##### Items

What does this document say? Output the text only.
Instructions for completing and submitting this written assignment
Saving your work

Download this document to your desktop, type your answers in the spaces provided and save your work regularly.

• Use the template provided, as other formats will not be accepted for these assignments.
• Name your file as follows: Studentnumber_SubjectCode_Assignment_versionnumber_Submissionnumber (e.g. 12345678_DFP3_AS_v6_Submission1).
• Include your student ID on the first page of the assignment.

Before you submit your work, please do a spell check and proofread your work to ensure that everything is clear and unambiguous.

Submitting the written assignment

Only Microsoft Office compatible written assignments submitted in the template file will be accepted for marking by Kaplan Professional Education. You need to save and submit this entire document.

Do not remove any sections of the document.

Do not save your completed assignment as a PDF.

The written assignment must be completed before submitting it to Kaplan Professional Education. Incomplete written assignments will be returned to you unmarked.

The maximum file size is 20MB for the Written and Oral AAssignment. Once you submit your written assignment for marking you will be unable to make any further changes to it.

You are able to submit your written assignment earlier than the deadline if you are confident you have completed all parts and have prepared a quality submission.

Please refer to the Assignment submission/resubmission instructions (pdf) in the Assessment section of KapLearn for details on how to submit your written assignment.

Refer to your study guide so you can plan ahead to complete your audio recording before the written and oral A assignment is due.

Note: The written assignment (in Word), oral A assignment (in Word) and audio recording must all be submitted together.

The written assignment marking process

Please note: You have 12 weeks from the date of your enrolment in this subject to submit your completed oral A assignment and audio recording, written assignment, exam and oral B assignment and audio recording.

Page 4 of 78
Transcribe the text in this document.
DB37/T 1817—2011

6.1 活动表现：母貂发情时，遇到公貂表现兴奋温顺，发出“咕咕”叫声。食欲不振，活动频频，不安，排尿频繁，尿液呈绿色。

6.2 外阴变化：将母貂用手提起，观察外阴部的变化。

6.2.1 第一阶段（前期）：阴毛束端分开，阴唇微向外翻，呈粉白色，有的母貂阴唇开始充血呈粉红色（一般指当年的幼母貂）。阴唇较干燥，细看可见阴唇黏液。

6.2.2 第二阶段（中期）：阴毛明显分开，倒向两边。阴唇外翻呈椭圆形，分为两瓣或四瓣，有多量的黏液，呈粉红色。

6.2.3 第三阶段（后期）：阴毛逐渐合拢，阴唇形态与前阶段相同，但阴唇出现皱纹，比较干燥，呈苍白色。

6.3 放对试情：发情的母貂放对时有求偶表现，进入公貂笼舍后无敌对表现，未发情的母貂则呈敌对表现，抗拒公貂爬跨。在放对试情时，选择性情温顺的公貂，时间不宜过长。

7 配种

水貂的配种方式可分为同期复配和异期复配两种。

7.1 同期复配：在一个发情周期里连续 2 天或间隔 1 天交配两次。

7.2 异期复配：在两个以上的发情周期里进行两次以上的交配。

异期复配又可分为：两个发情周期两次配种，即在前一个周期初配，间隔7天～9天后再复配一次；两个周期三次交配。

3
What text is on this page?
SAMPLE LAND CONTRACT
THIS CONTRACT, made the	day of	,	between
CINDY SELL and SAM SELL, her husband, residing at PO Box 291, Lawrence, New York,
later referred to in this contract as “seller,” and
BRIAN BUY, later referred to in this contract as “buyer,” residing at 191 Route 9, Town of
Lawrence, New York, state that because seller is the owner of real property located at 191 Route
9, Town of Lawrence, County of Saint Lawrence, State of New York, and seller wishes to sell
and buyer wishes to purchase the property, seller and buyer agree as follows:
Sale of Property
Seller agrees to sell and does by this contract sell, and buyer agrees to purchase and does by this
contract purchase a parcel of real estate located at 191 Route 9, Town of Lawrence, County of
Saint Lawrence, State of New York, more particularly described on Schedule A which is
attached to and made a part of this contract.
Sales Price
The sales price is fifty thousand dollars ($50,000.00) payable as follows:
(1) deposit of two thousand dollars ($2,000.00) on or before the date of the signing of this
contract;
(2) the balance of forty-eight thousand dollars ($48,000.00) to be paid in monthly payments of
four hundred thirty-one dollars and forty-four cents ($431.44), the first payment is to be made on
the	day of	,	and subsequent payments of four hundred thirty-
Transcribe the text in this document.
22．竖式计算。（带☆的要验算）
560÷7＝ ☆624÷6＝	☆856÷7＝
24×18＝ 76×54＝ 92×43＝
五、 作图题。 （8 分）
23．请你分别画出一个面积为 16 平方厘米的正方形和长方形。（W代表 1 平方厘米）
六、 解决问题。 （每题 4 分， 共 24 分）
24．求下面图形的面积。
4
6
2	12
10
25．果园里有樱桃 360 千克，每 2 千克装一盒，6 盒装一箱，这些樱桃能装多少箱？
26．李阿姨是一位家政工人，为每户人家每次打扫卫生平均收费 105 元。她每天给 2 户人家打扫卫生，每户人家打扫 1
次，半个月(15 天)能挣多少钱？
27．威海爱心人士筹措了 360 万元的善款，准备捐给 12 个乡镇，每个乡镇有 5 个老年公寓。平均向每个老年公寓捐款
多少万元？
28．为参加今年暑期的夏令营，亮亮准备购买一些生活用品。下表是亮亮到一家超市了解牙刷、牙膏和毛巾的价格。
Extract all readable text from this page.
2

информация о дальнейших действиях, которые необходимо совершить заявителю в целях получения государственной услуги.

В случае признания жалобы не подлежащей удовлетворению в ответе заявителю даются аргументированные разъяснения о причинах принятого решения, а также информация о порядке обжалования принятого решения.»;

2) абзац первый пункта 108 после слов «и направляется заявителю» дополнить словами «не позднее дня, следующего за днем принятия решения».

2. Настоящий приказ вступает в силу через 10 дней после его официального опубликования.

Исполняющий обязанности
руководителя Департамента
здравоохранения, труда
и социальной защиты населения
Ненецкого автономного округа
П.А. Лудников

##########

What the exercise asks: For the listing above, identify each line bearing "Education".

Correct result:
Only Microsoft Office compatible written assignments submitted in the template file will be accepted for marking by Kaplan Professional Education. You need to save and submit this entire document.
The written assignment must be completed before submitting it to Kaplan Professional Education. Incomplete written assignments will be returned to you unmarked.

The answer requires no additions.